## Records

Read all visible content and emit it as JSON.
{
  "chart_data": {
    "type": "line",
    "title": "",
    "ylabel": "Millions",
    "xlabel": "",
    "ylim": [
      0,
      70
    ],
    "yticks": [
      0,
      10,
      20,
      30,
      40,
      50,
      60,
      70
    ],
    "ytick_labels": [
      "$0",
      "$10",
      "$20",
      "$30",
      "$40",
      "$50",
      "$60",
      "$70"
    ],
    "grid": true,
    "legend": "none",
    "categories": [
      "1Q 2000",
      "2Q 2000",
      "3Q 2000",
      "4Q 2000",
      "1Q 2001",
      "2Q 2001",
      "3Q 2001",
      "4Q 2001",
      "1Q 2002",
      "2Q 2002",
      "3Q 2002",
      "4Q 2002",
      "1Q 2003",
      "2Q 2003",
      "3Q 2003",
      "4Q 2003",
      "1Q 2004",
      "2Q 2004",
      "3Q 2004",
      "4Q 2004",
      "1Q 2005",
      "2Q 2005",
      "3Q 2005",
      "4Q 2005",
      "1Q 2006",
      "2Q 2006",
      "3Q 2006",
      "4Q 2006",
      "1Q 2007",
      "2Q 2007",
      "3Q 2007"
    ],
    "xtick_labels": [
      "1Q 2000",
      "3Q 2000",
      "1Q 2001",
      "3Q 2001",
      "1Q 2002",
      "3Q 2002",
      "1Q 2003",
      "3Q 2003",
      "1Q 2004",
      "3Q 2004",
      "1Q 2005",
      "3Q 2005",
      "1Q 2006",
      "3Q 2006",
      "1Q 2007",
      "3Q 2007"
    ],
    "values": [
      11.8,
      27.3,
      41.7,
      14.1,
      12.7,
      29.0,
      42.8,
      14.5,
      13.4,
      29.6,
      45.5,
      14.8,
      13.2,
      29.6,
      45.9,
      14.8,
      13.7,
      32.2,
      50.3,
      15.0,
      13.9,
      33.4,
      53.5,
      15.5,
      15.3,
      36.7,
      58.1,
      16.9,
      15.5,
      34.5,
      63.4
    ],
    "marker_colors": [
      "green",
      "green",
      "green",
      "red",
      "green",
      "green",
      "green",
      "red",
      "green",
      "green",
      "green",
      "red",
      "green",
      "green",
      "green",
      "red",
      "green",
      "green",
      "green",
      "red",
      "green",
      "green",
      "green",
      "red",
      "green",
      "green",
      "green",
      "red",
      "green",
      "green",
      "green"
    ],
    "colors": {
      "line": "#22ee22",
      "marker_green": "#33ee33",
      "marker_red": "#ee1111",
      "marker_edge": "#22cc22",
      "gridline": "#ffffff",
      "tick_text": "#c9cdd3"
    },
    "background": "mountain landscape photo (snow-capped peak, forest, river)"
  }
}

==

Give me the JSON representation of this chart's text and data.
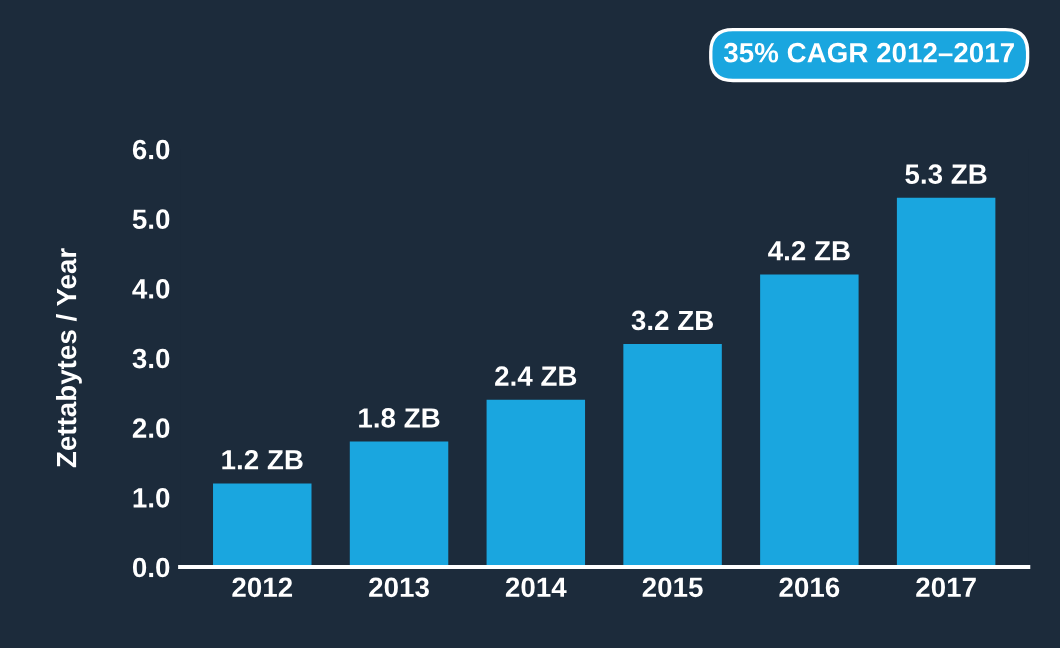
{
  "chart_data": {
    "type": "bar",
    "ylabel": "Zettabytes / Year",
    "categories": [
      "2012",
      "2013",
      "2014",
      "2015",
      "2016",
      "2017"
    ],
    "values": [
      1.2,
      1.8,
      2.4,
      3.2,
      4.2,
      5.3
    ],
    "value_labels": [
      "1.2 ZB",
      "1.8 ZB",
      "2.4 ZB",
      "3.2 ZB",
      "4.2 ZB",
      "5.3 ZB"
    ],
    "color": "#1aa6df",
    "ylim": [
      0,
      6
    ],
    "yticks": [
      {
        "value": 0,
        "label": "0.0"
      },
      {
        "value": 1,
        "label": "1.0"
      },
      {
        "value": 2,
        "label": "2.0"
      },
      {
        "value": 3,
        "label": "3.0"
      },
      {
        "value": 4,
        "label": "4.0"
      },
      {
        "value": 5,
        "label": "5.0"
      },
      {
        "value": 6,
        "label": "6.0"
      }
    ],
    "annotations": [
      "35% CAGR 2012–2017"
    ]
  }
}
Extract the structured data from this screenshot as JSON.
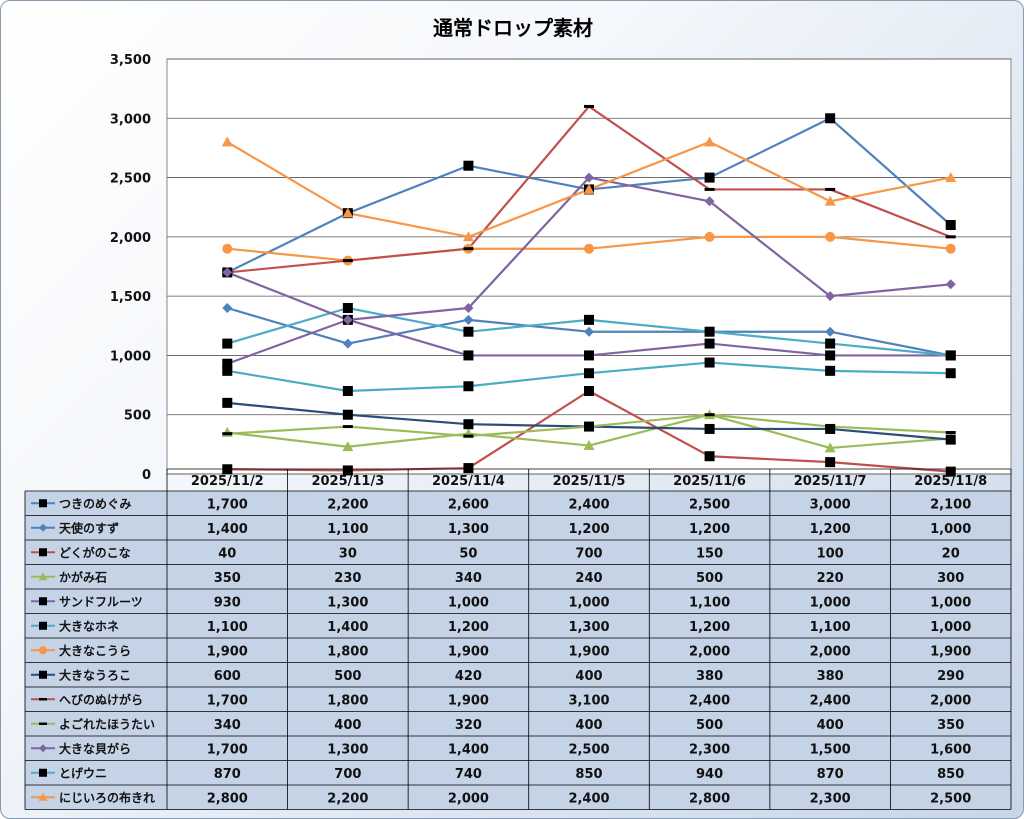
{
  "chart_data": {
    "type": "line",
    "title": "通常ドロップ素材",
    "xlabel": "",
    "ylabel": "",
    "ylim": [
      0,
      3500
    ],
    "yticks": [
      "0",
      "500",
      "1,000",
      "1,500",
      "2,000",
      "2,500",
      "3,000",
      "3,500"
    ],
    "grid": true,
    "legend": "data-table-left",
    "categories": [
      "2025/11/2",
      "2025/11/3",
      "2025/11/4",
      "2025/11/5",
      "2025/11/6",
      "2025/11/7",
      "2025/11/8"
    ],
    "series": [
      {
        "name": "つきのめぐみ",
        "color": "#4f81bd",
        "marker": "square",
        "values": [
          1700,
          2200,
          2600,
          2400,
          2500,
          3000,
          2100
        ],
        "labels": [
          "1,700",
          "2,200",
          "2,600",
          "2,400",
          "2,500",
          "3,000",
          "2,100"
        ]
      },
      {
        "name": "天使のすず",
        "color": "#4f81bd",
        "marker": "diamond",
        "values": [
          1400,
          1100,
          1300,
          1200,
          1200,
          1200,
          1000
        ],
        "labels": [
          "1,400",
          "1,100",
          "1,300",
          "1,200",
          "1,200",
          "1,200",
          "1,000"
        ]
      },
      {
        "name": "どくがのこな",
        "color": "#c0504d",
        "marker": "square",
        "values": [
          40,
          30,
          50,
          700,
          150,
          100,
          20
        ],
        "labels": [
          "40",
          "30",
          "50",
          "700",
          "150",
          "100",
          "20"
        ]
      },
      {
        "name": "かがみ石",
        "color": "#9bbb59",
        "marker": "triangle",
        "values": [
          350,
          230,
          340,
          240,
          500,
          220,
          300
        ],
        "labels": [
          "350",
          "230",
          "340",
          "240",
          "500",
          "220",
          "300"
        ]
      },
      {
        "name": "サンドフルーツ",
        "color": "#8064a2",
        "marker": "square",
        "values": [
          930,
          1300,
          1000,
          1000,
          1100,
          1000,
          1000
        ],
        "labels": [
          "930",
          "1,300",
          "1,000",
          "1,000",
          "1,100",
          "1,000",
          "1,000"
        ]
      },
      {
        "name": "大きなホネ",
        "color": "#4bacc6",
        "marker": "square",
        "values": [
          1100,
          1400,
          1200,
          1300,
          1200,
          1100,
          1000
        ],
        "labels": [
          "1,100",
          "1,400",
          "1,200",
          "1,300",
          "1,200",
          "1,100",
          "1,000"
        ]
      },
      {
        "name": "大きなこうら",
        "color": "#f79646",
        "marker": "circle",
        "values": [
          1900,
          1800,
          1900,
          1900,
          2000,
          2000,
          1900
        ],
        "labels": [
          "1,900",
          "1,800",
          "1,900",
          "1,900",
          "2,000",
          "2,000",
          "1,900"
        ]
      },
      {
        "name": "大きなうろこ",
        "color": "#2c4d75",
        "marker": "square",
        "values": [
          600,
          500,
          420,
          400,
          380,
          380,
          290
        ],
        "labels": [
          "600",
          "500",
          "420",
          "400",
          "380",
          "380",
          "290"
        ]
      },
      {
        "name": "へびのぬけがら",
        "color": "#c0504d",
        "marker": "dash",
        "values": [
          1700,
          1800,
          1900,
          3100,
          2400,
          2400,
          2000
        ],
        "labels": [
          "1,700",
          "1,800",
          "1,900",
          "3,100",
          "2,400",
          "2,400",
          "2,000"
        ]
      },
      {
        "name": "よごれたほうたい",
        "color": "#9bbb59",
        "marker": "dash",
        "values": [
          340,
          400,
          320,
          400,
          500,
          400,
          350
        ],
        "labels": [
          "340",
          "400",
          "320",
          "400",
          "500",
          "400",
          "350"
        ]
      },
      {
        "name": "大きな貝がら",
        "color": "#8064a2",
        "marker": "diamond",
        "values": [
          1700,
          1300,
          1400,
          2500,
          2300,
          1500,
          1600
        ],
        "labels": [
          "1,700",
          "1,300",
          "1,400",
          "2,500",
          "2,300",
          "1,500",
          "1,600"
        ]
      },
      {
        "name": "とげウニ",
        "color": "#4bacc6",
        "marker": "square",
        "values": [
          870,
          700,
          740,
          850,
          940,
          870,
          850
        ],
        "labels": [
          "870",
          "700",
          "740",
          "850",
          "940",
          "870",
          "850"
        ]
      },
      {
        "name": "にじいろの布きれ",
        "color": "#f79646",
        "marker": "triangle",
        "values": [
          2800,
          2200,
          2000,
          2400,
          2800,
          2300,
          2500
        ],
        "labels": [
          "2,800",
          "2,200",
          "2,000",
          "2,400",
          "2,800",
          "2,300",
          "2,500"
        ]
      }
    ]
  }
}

## Directions
Give the number of lines in the data that contain "ylabel", with no other words.

## Response to the exercise
3